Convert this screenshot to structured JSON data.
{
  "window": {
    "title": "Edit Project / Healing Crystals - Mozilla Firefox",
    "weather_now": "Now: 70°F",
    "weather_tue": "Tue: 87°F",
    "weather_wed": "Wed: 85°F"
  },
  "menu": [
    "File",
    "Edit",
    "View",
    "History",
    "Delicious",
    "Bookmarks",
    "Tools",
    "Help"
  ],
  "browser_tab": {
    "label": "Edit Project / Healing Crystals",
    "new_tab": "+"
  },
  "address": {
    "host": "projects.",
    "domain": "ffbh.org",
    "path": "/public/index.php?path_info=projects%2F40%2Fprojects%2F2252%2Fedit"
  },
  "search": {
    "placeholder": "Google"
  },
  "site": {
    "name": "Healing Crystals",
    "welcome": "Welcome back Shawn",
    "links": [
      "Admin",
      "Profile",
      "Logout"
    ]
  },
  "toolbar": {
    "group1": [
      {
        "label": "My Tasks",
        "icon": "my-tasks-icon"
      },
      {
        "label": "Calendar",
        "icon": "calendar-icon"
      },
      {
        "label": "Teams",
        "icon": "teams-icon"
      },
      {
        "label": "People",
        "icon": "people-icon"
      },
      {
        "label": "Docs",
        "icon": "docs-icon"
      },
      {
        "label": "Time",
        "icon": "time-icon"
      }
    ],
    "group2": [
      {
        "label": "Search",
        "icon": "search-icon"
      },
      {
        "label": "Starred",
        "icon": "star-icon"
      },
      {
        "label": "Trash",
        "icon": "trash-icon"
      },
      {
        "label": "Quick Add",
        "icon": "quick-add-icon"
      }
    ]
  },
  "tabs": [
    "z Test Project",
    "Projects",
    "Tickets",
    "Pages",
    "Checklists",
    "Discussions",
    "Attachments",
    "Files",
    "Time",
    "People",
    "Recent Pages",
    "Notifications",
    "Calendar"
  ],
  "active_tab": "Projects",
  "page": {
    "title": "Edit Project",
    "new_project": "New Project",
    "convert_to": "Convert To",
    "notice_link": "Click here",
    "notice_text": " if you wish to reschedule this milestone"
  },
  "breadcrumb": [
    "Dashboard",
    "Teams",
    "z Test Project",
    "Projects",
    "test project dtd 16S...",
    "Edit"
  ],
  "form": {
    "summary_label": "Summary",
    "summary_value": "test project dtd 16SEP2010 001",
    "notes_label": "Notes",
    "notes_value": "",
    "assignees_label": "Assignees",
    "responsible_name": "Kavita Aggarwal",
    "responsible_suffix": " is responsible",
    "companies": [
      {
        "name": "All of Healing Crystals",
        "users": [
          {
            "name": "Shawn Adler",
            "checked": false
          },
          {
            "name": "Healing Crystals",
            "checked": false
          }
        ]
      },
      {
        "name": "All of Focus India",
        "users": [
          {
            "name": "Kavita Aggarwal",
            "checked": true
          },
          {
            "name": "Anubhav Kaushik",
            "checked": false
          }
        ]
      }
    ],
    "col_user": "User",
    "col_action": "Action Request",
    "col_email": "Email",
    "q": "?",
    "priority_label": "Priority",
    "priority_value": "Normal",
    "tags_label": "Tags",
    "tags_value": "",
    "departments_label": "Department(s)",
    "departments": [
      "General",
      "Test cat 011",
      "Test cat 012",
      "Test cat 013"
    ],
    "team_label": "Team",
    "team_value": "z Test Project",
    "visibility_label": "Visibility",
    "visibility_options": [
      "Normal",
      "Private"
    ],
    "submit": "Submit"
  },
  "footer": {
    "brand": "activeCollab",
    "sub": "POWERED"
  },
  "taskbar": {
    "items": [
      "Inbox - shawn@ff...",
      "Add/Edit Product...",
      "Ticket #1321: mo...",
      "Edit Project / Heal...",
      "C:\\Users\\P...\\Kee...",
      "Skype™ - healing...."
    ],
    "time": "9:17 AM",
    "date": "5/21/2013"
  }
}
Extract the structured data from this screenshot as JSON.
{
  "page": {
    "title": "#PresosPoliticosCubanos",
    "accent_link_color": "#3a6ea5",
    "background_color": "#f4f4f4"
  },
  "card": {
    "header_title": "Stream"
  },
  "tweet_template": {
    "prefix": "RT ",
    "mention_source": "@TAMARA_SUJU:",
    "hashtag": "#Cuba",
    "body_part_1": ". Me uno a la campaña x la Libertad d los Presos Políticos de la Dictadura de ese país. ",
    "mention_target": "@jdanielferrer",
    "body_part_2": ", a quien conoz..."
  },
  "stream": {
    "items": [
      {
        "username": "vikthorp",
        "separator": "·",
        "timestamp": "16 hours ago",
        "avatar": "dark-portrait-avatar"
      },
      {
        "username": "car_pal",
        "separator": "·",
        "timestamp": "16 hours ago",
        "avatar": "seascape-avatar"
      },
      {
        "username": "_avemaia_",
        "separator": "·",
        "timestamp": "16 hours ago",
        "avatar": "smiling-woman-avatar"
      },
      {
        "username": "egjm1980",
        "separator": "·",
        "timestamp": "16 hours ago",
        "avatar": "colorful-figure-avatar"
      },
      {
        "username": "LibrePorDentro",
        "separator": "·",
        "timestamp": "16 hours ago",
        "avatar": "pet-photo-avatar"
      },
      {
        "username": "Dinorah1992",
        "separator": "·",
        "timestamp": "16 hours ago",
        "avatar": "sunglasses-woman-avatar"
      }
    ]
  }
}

★ ★ ★

Give only the number of lines in the preceding material that contain the string "icon".

*Problem solution*:
10